> Saved data entries
========

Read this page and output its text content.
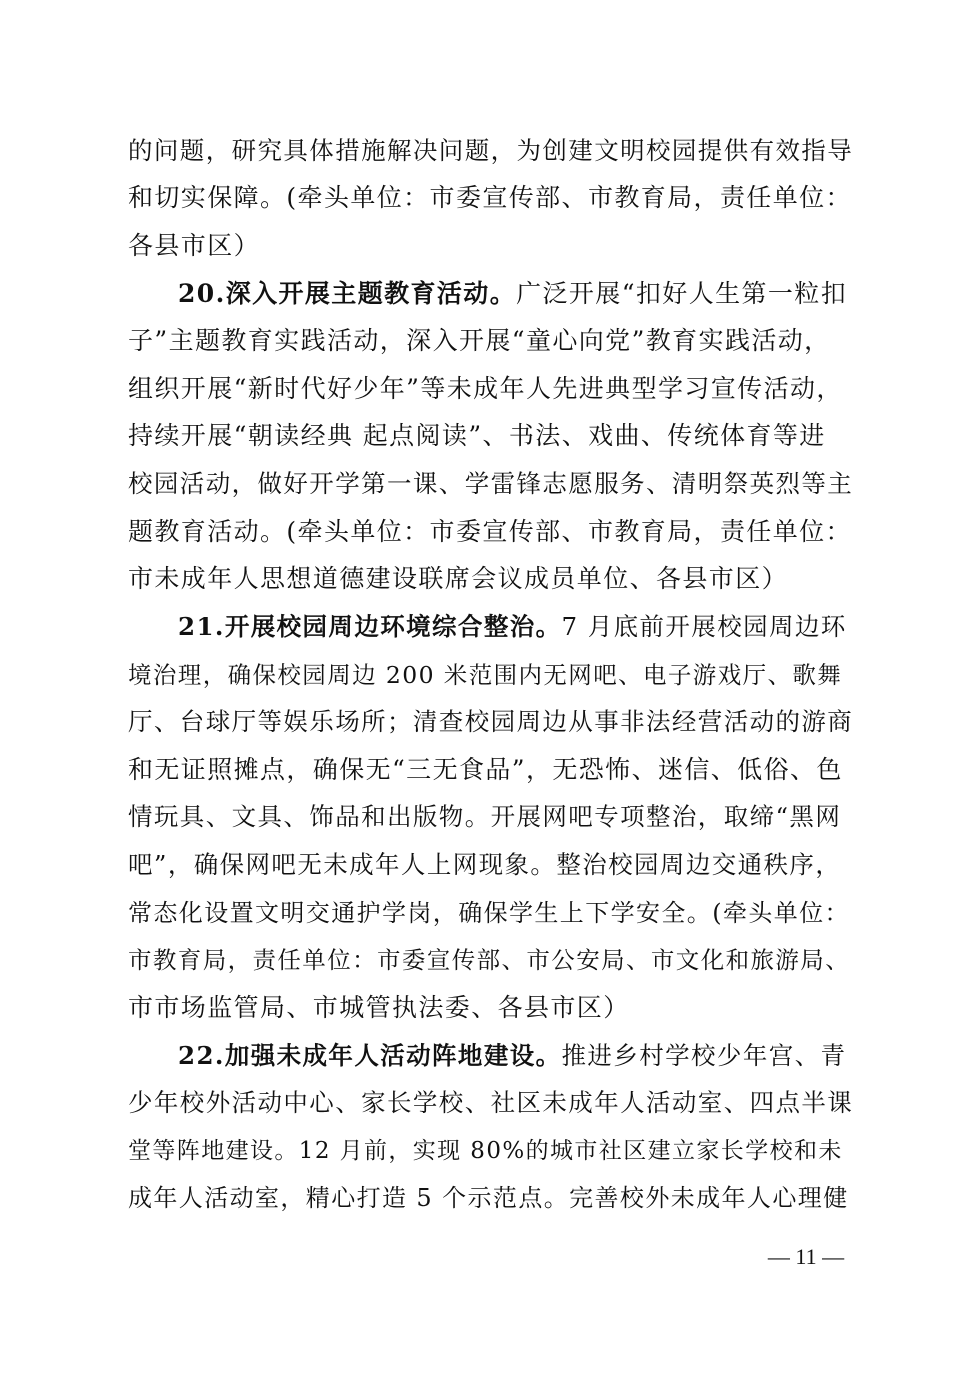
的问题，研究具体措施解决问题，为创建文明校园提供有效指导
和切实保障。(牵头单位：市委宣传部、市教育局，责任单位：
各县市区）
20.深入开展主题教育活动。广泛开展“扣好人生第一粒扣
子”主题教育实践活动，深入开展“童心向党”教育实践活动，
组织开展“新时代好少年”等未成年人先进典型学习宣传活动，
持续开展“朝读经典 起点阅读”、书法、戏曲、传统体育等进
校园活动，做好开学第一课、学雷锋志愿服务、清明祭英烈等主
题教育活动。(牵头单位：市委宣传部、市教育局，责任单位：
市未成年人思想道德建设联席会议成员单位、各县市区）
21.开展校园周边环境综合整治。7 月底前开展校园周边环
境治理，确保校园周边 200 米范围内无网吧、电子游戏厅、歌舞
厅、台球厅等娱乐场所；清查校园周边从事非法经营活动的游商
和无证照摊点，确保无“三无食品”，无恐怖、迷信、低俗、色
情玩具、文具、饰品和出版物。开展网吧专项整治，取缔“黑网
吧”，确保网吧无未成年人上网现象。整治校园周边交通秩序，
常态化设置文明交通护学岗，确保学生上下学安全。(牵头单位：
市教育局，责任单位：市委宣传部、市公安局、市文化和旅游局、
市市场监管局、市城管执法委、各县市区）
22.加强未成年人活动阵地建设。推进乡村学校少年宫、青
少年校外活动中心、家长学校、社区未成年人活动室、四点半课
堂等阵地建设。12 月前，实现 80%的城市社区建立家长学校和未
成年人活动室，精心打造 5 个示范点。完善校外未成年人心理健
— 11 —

========

> REQUIREMENTS
Extract the full listing above verbatim; pictures are to be left out of the copy.

> FINAL RESULT
Read this page and output its text content.
的问题，研究具体措施解决问题，为创建文明校园提供有效指导
和切实保障。(牵头单位：市委宣传部、市教育局，责任单位：
各县市区）
20.深入开展主题教育活动。广泛开展“扣好人生第一粒扣
子”主题教育实践活动，深入开展“童心向党”教育实践活动，
组织开展“新时代好少年”等未成年人先进典型学习宣传活动，
持续开展“朝读经典 起点阅读”、书法、戏曲、传统体育等进
校园活动，做好开学第一课、学雷锋志愿服务、清明祭英烈等主
题教育活动。(牵头单位：市委宣传部、市教育局，责任单位：
市未成年人思想道德建设联席会议成员单位、各县市区）
21.开展校园周边环境综合整治。7 月底前开展校园周边环
境治理，确保校园周边 200 米范围内无网吧、电子游戏厅、歌舞
厅、台球厅等娱乐场所；清查校园周边从事非法经营活动的游商
和无证照摊点，确保无“三无食品”，无恐怖、迷信、低俗、色
情玩具、文具、饰品和出版物。开展网吧专项整治，取缔“黑网
吧”，确保网吧无未成年人上网现象。整治校园周边交通秩序，
常态化设置文明交通护学岗，确保学生上下学安全。(牵头单位：
市教育局，责任单位：市委宣传部、市公安局、市文化和旅游局、
市市场监管局、市城管执法委、各县市区）
22.加强未成年人活动阵地建设。推进乡村学校少年宫、青
少年校外活动中心、家长学校、社区未成年人活动室、四点半课
堂等阵地建设。12 月前，实现 80%的城市社区建立家长学校和未
成年人活动室，精心打造 5 个示范点。完善校外未成年人心理健
— 11 —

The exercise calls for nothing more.